Given problem:
Make an exact copy of the lines below.

Data section:
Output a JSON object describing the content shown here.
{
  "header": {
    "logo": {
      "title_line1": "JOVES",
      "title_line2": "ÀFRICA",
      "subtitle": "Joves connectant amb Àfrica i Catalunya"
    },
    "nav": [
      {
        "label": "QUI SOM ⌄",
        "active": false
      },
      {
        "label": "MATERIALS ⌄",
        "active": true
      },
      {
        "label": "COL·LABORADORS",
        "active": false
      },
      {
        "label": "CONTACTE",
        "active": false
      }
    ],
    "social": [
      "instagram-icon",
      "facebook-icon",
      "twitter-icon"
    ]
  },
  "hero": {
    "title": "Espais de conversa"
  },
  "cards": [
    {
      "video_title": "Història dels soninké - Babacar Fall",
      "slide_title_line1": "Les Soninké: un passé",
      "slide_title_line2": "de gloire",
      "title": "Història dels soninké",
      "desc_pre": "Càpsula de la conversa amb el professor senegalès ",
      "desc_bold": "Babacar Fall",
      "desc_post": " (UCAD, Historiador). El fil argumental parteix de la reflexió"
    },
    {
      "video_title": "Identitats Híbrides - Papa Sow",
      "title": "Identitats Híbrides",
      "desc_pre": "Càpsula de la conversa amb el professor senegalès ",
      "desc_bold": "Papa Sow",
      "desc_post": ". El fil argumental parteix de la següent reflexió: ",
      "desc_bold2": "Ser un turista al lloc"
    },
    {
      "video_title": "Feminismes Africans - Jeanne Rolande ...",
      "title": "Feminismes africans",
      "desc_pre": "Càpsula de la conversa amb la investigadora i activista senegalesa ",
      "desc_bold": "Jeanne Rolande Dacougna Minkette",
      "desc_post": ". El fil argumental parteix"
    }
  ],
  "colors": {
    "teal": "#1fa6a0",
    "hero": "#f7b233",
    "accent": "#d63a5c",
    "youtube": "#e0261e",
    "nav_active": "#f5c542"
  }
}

Final answer:
Output a JSON object describing the content shown here.
{
  "header": {
    "logo": {
      "title_line1": "JOVES",
      "title_line2": "ÀFRICA",
      "subtitle": "Joves connectant amb Àfrica i Catalunya"
    },
    "nav": [
      {
        "label": "QUI SOM ⌄",
        "active": false
      },
      {
        "label": "MATERIALS ⌄",
        "active": true
      },
      {
        "label": "COL·LABORADORS",
        "active": false
      },
      {
        "label": "CONTACTE",
        "active": false
      }
    ],
    "social": [
      "instagram-icon",
      "facebook-icon",
      "twitter-icon"
    ]
  },
  "hero": {
    "title": "Espais de conversa"
  },
  "cards": [
    {
      "video_title": "Història dels soninké - Babacar Fall",
      "slide_title_line1": "Les Soninké: un passé",
      "slide_title_line2": "de gloire",
      "title": "Història dels soninké",
      "desc_pre": "Càpsula de la conversa amb el professor senegalès ",
      "desc_bold": "Babacar Fall",
      "desc_post": " (UCAD, Historiador). El fil argumental parteix de la reflexió"
    },
    {
      "video_title": "Identitats Híbrides - Papa Sow",
      "title": "Identitats Híbrides",
      "desc_pre": "Càpsula de la conversa amb el professor senegalès ",
      "desc_bold": "Papa Sow",
      "desc_post": ". El fil argumental parteix de la següent reflexió: ",
      "desc_bold2": "Ser un turista al lloc"
    },
    {
      "video_title": "Feminismes Africans - Jeanne Rolande ...",
      "title": "Feminismes africans",
      "desc_pre": "Càpsula de la conversa amb la investigadora i activista senegalesa ",
      "desc_bold": "Jeanne Rolande Dacougna Minkette",
      "desc_post": ". El fil argumental parteix"
    }
  ],
  "colors": {
    "teal": "#1fa6a0",
    "hero": "#f7b233",
    "accent": "#d63a5c",
    "youtube": "#e0261e",
    "nav_active": "#f5c542"
  }
}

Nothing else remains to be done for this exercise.